INSTRUCTIONS TO FOLLOW: Scan the material below for lines with the word "eficaz" and report how many there are, with nothing added.

ENTRIES SUPPLIED:
────────────────────
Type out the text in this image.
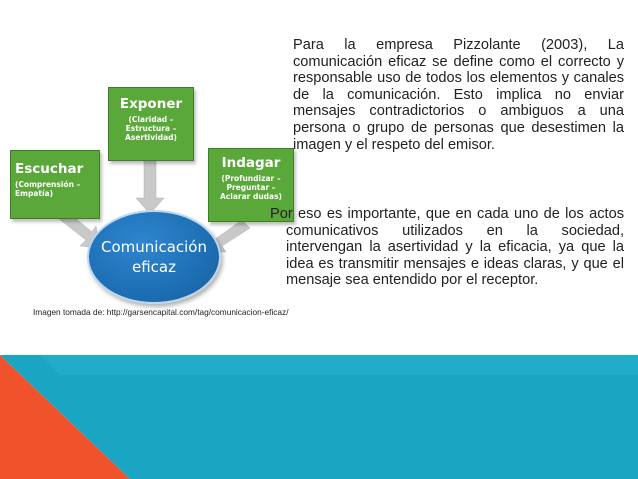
Exponer
(Claridad –
Estructura –
Asertividad)
Escuchar
(Comprensión –
Empatía)
Indagar
(Profundizar –
Preguntar –
Aclarar dudas)
Comunicación
eficaz
Imagen tomada de: http://garsencapital.com/tag/comunicacion-eficaz/
Para la empresa Pizzolante (2003), La comunicación eficaz se define como el correcto y responsable uso de todos los elementos y canales de la comunicación. Esto implica no enviar mensajes contradictorios o ambiguos a una persona o grupo de personas que desestimen la imagen y el respeto del emisor.
Por eso es importante, que en cada uno de los actos comunicativos utilizados en la sociedad, intervengan la asertividad y la eficacia, ya que la idea es transmitir mensajes e ideas claras, y que el mensaje sea entendido por el receptor.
────────────────────
ANSWER TO THE EXERCISE: 3